--- EXERCISE BRIEF ---
Reproduce word for word the stretch of the records from the start through the line containing "point-positive-3 <box>114 139 126 151</box>".

-- Begin EXCERPTED DATA --

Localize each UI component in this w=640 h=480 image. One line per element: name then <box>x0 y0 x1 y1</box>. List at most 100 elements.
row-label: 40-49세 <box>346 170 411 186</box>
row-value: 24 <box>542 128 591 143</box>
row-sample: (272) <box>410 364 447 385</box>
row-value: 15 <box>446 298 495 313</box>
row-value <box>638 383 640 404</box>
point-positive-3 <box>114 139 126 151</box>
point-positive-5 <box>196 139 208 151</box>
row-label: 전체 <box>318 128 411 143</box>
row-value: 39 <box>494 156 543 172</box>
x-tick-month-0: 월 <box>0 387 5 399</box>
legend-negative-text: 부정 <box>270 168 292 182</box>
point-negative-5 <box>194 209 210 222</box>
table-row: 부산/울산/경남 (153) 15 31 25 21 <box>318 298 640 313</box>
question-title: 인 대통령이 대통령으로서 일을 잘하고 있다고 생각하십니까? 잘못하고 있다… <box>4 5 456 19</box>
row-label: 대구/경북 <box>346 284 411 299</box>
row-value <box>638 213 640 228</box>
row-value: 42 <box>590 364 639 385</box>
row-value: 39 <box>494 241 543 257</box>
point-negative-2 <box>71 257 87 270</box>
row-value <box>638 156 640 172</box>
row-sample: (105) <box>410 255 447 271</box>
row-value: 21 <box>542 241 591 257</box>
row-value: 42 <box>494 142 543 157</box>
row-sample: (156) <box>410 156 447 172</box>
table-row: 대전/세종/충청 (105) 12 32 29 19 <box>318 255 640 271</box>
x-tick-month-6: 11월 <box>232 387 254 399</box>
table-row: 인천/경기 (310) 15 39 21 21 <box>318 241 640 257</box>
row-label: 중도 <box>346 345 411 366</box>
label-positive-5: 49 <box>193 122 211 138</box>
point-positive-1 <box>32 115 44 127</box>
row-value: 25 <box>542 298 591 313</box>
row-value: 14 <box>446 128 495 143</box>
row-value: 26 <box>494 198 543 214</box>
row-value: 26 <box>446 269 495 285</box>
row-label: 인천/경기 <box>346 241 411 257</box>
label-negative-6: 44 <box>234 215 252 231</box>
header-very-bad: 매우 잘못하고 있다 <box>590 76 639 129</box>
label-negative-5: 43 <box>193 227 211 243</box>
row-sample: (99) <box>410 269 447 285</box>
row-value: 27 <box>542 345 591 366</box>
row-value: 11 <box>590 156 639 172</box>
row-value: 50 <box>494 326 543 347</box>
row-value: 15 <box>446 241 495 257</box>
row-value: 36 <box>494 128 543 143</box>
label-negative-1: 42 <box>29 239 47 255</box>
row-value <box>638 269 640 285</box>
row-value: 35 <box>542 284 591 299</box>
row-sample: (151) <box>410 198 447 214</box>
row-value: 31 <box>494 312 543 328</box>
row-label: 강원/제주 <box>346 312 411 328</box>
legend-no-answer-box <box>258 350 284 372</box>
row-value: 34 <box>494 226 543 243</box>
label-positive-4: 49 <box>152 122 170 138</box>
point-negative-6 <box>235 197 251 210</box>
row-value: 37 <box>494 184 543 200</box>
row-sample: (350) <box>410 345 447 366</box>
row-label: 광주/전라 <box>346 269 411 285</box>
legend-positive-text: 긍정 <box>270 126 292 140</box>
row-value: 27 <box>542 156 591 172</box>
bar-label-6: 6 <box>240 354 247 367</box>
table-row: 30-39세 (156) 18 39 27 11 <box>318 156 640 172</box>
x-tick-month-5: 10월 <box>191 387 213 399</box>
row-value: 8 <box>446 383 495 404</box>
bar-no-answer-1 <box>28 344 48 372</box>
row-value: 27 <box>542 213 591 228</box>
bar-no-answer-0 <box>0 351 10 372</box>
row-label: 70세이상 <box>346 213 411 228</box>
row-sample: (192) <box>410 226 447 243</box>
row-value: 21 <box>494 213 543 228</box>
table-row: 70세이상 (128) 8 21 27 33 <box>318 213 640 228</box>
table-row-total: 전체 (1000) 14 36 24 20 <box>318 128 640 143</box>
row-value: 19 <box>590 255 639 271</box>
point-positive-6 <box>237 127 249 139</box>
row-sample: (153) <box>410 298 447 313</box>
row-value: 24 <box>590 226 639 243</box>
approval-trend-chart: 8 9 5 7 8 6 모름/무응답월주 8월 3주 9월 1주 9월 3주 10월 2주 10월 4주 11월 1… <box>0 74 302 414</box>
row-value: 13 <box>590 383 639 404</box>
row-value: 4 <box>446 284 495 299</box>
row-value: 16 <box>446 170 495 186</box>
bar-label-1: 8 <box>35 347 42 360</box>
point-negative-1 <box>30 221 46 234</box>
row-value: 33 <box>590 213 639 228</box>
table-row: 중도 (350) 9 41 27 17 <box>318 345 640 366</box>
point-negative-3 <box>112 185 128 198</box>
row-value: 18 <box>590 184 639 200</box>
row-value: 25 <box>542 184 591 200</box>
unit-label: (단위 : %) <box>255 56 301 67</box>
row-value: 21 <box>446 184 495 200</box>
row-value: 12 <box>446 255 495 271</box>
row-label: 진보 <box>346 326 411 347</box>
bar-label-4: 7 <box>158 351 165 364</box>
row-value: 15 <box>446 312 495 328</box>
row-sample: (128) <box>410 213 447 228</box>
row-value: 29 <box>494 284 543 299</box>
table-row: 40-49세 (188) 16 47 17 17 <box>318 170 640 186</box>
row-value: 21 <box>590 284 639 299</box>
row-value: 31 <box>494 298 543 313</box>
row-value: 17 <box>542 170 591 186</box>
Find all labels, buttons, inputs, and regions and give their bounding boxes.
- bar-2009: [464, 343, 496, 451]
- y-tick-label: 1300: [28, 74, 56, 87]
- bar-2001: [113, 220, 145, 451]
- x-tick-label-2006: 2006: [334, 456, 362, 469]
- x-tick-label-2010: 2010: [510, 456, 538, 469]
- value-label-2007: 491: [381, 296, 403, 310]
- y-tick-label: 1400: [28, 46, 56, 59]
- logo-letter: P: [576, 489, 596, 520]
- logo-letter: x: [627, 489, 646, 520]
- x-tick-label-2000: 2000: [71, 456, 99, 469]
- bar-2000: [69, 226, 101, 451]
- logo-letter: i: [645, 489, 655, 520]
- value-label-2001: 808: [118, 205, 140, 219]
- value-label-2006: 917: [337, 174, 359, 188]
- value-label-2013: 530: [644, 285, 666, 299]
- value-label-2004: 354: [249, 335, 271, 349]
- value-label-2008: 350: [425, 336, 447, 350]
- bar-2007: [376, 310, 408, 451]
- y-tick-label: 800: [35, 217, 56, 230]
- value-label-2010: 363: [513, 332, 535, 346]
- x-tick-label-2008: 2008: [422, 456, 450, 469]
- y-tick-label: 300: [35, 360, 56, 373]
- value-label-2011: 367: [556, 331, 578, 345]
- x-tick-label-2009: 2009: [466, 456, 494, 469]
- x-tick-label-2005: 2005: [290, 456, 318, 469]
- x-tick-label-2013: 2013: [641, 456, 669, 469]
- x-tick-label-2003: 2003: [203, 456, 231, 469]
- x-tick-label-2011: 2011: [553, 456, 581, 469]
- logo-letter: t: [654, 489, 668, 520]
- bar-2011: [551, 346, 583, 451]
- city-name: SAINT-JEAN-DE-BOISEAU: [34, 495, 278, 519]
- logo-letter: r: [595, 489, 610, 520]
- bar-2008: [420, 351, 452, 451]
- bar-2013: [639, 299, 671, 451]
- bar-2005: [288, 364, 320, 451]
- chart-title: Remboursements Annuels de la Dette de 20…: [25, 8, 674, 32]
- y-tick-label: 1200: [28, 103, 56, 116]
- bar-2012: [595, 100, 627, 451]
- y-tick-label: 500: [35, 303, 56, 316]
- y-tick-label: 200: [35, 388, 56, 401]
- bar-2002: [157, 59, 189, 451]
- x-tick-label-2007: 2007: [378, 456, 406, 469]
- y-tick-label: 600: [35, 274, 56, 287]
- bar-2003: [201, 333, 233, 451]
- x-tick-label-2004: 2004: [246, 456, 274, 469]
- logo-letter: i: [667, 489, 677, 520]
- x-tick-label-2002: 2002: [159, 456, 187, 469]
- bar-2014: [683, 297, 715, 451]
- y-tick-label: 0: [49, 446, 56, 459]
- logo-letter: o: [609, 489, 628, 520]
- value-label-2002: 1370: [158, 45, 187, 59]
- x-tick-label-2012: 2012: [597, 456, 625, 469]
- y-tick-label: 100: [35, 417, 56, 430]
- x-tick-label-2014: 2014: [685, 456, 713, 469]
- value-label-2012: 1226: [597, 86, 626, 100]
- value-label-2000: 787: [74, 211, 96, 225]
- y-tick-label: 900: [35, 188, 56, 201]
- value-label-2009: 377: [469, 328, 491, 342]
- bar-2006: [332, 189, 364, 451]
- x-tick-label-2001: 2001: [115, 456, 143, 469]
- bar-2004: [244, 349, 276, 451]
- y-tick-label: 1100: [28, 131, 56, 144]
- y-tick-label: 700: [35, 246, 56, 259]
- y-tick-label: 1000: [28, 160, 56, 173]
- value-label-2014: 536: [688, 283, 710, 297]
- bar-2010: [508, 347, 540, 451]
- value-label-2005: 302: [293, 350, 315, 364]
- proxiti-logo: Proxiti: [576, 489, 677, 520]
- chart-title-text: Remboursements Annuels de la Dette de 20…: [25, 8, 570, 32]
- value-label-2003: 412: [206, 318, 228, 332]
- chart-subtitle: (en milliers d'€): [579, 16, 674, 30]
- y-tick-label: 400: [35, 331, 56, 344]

-- End EXCERPTED DATA --

--- SOLUTION BELOW ---
Localize each UI component in this w=640 h=480 image. One line per element: name then <box>x0 y0 x1 y1</box>. List at most 100 elements.
row-label: 40-49세 <box>346 170 411 186</box>
row-value: 24 <box>542 128 591 143</box>
row-sample: (272) <box>410 364 447 385</box>
row-value: 15 <box>446 298 495 313</box>
row-value <box>638 383 640 404</box>
point-positive-3 <box>114 139 126 151</box>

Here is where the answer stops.